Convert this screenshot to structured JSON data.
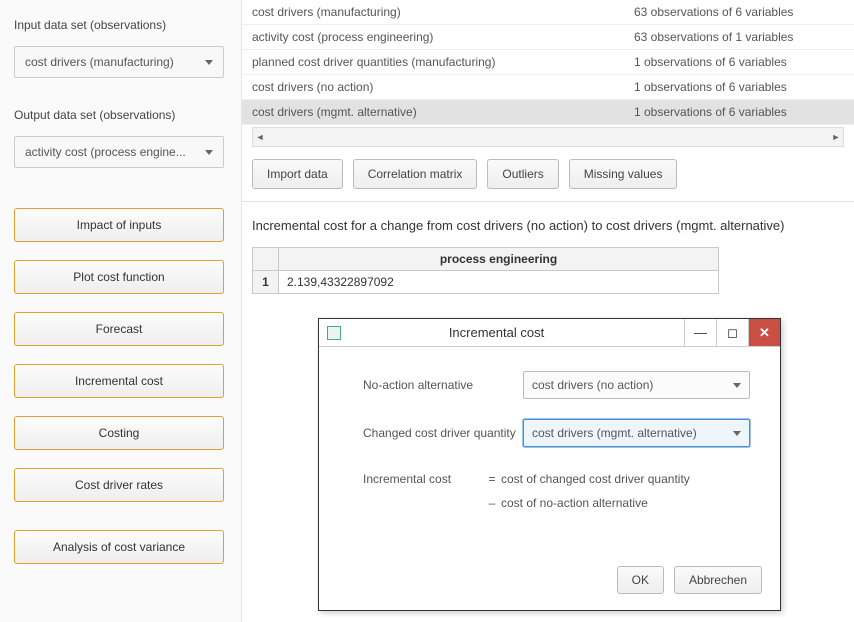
{
  "sidebar": {
    "input_label": "Input data set (observations)",
    "input_value": "cost drivers (manufacturing)",
    "output_label": "Output data set (observations)",
    "output_value": "activity cost (process engine...",
    "buttons": {
      "impact": "Impact of inputs",
      "plot": "Plot cost function",
      "forecast": "Forecast",
      "incremental": "Incremental cost",
      "costing": "Costing",
      "rates": "Cost driver rates",
      "variance": "Analysis of cost variance"
    }
  },
  "datasets": {
    "rows": [
      {
        "name": "cost drivers (manufacturing)",
        "desc": "63 observations of 6 variables"
      },
      {
        "name": "activity cost (process engineering)",
        "desc": "63 observations of 1 variables"
      },
      {
        "name": "planned cost driver quantities (manufacturing)",
        "desc": "1 observations of 6 variables"
      },
      {
        "name": "cost drivers (no action)",
        "desc": "1 observations of 6 variables"
      },
      {
        "name": "cost drivers (mgmt. alternative)",
        "desc": "1 observations of 6 variables"
      }
    ]
  },
  "toolbar": {
    "import": "Import data",
    "correlation": "Correlation matrix",
    "outliers": "Outliers",
    "missing": "Missing values"
  },
  "content": {
    "title": "Incremental cost for a change from cost drivers (no action) to cost drivers (mgmt. alternative)",
    "result_header": "process engineering",
    "result_rownum": "1",
    "result_value": "2.139,43322897092"
  },
  "dialog": {
    "title": "Incremental cost",
    "noaction_label": "No-action alternative",
    "noaction_value": "cost drivers (no action)",
    "changed_label": "Changed cost driver quantity",
    "changed_value": "cost drivers (mgmt. alternative)",
    "formula_left": "Incremental cost",
    "formula_eq": "=",
    "formula_r1": "cost of changed cost driver quantity",
    "formula_minus": "–",
    "formula_r2": "cost of no-action alternative",
    "ok": "OK",
    "cancel": "Abbrechen"
  }
}
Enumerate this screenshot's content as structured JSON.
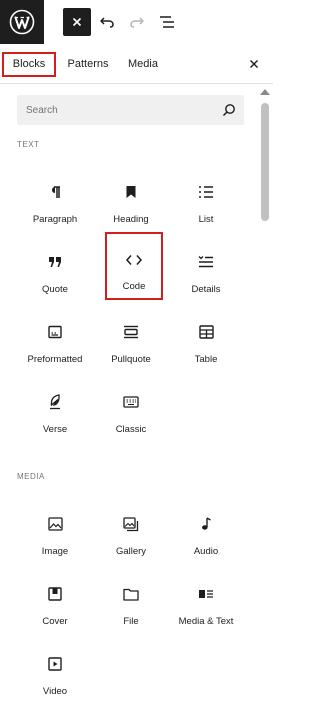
{
  "toolbar": {
    "logo_icon": "wordpress-logo-icon",
    "close_icon": "close-icon",
    "undo_icon": "undo-icon",
    "redo_icon": "redo-icon",
    "outline_icon": "document-overview-icon"
  },
  "tabs": [
    {
      "label": "Blocks",
      "selected": true
    },
    {
      "label": "Patterns",
      "selected": false
    },
    {
      "label": "Media",
      "selected": false
    }
  ],
  "search": {
    "placeholder": "Search",
    "value": ""
  },
  "sections": {
    "text": {
      "heading": "TEXT",
      "items": [
        {
          "label": "Paragraph",
          "icon": "paragraph-icon"
        },
        {
          "label": "Heading",
          "icon": "heading-bookmark-icon"
        },
        {
          "label": "List",
          "icon": "list-icon"
        },
        {
          "label": "Quote",
          "icon": "quote-icon"
        },
        {
          "label": "Code",
          "icon": "code-icon",
          "highlighted": true
        },
        {
          "label": "Details",
          "icon": "details-icon"
        },
        {
          "label": "Preformatted",
          "icon": "preformatted-icon"
        },
        {
          "label": "Pullquote",
          "icon": "pullquote-icon"
        },
        {
          "label": "Table",
          "icon": "table-icon"
        },
        {
          "label": "Verse",
          "icon": "verse-feather-icon"
        },
        {
          "label": "Classic",
          "icon": "keyboard-icon"
        }
      ]
    },
    "media": {
      "heading": "MEDIA",
      "items": [
        {
          "label": "Image",
          "icon": "image-icon"
        },
        {
          "label": "Gallery",
          "icon": "gallery-icon"
        },
        {
          "label": "Audio",
          "icon": "audio-note-icon"
        },
        {
          "label": "Cover",
          "icon": "cover-icon"
        },
        {
          "label": "File",
          "icon": "file-folder-icon"
        },
        {
          "label": "Media & Text",
          "icon": "media-text-icon"
        },
        {
          "label": "Video",
          "icon": "video-icon"
        }
      ]
    }
  },
  "colors": {
    "highlight_border": "#d11f1f",
    "dark": "#1e1e1e",
    "muted": "#757575"
  }
}
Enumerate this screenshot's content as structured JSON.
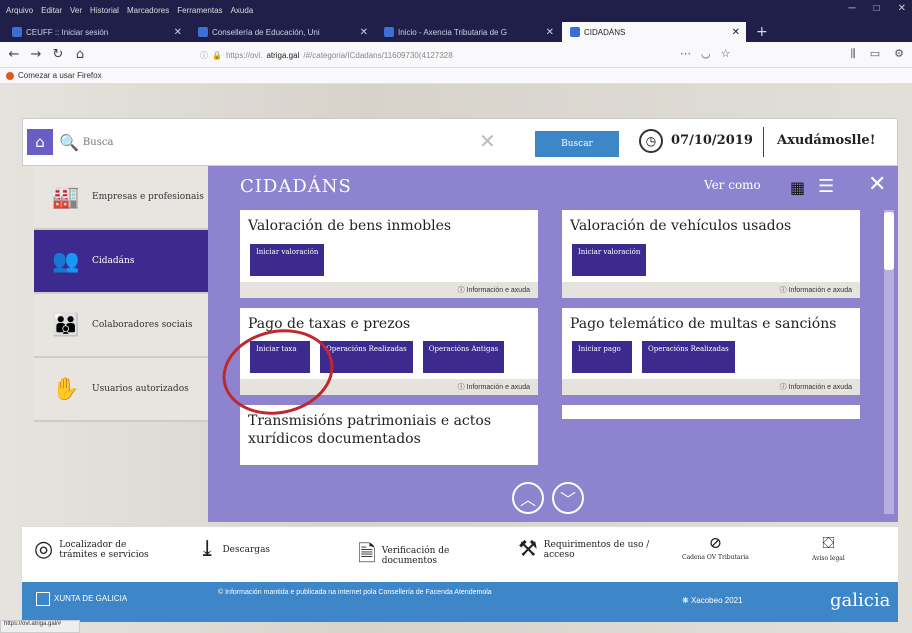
{
  "menubar": {
    "items": [
      "Arquivo",
      "Editar",
      "Ver",
      "Historial",
      "Marcadores",
      "Ferramentas",
      "Axuda"
    ]
  },
  "tabs": [
    {
      "label": "CEUFF :: Iniciar sesión"
    },
    {
      "label": "Consellería de Educación, Uni"
    },
    {
      "label": "Inicio - Axencia Tributaria de G"
    },
    {
      "label": "CIDADÁNS"
    }
  ],
  "nav": {
    "url_prefix": "https://ovl.",
    "url_host": "atriga.gal",
    "url_rest": "/#/categoria/ICdadans/11609730(4127328"
  },
  "bookmarks": {
    "label": "Comezar a usar Firefox"
  },
  "header": {
    "search_placeholder": "Busca",
    "search_button": "Buscar",
    "date": "07/10/2019",
    "welcome": "Axudámoslle!"
  },
  "sidebar": [
    {
      "label": "Empresas e profesionais",
      "icon": "factory-icon"
    },
    {
      "label": "Cidadáns",
      "icon": "people-icon"
    },
    {
      "label": "Colaboradores sociais",
      "icon": "collaborators-icon"
    },
    {
      "label": "Usuarios autorizados",
      "icon": "authorized-users-icon"
    }
  ],
  "main": {
    "title": "CIDADÁNS",
    "ver_como": "Ver como",
    "col_left": [
      {
        "title": "Valoración de bens inmobles",
        "buttons": [
          "Iniciar valoración"
        ],
        "info": "Información e axuda"
      },
      {
        "title": "Pago de taxas e prezos",
        "buttons": [
          "Iniciar taxa",
          "Operacións Realizadas",
          "Operacións Antigas"
        ],
        "info": "Información e axuda"
      },
      {
        "title": "Transmisións patrimoniais e actos xurídicos documentados",
        "buttons": [],
        "info": ""
      }
    ],
    "col_right": [
      {
        "title": "Valoración de vehículos usados",
        "buttons": [
          "Iniciar valoración"
        ],
        "info": "Información e axuda"
      },
      {
        "title": "Pago telemático de multas e sancións",
        "buttons": [
          "Iniciar pago",
          "Operacións Realizadas"
        ],
        "info": "Información e axuda"
      },
      {
        "title": "",
        "buttons": [],
        "info": ""
      }
    ]
  },
  "footer": {
    "localizador": "Localizador de trámites e servicios",
    "descargas": "Descargas",
    "verificacion": "Verificación de documentos",
    "requirimentos": "Requirimentos de uso / acceso",
    "cadena": "Cadena OV Tributaria",
    "aviso": "Aviso legal"
  },
  "bottombar": {
    "xunta": "XUNTA DE GALICIA",
    "info": "© Información mantida e publicada na internet pola Consellería de Facenda Atendemola",
    "xacobeo": "Xacobeo 2021",
    "galicia": "galicia"
  },
  "status": {
    "url": "https://ovl.atriga.gal/#"
  }
}
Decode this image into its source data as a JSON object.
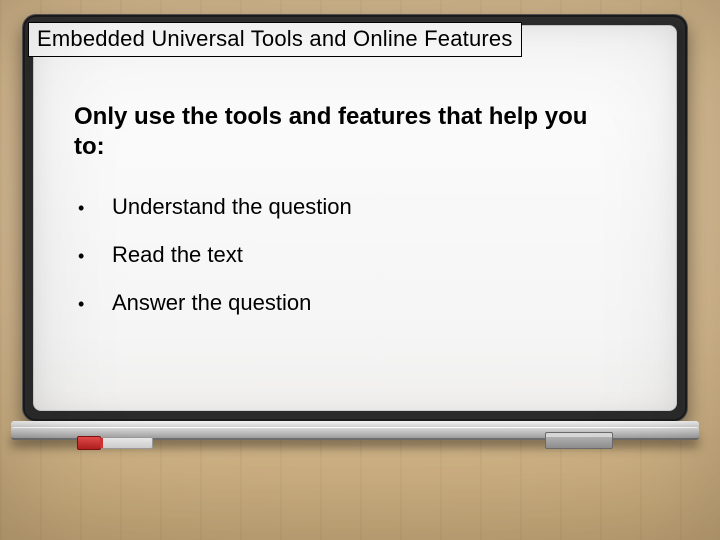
{
  "title": "Embedded Universal Tools and Online Features",
  "subheading": "Only use the tools and features that help you to:",
  "bullets": [
    "Understand the question",
    "Read the text",
    "Answer the question"
  ]
}
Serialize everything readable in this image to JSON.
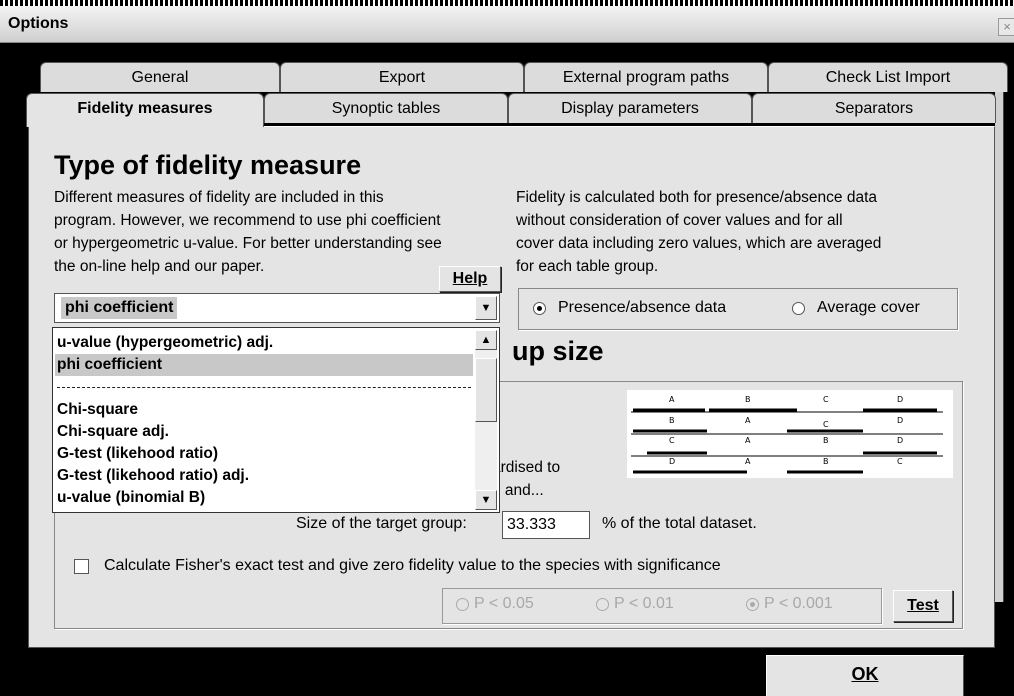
{
  "window": {
    "title": "Options",
    "close_glyph": "×"
  },
  "tabs_row1": [
    "General",
    "Export",
    "External program paths",
    "Check List Import"
  ],
  "tabs_row2": [
    "Fidelity measures",
    "Synoptic tables",
    "Display parameters",
    "Separators"
  ],
  "active_tab": "Fidelity measures",
  "fidelity": {
    "heading": "Type of fidelity measure",
    "left_text": [
      "Different measures of fidelity are included in this",
      "program. However, we recommend to use phi coefficient",
      "or hypergeometric u-value. For better understanding see",
      "the on-line help and our paper."
    ],
    "right_text": [
      "Fidelity is calculated both for presence/absence data",
      "without consideration of cover values and for all",
      "cover data including zero values, which are averaged",
      "for each table group."
    ],
    "help_button": "Help",
    "combo_value": "phi coefficient",
    "dropdown_items": [
      "u-value (hypergeometric) adj.",
      "phi coefficient",
      "Chi-square",
      "Chi-square adj.",
      "G-test (likehood ratio)",
      "G-test (likehood ratio) adj.",
      "u-value (binomial B)"
    ],
    "dropdown_highlighted": "phi coefficient",
    "data_options": [
      {
        "label": "Presence/absence data",
        "checked": true
      },
      {
        "label": "Average cover",
        "checked": false
      }
    ]
  },
  "group_size": {
    "heading_visible": "up size",
    "partial_text": [
      "ardised to",
      "e and..."
    ],
    "target_label": "Size of the target group:",
    "target_value": "33.333",
    "target_suffix": "% of the total dataset.",
    "diagram_letters": [
      [
        "A",
        "B",
        "C",
        "D"
      ],
      [
        "B",
        "A",
        "C",
        "D"
      ],
      [
        "C",
        "A",
        "B",
        "D"
      ],
      [
        "D",
        "A",
        "B",
        "C"
      ]
    ]
  },
  "fisher": {
    "checkbox_label": "Calculate Fisher's exact test and give zero fidelity value to the species with significance",
    "checked": false,
    "p_options": [
      {
        "label": "P < 0.05",
        "checked": false
      },
      {
        "label": "P < 0.01",
        "checked": false
      },
      {
        "label": "P < 0.001",
        "checked": true
      }
    ],
    "test_button": "Test"
  },
  "ok_button": "OK",
  "icons": {
    "combo_arrow": "▼",
    "scroll_up": "▲",
    "scroll_down": "▼"
  }
}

Exercise instructions> Scan the entries above and work out how many lines include the word "name"; the reply is that number alone.

Answer to this exercise> 5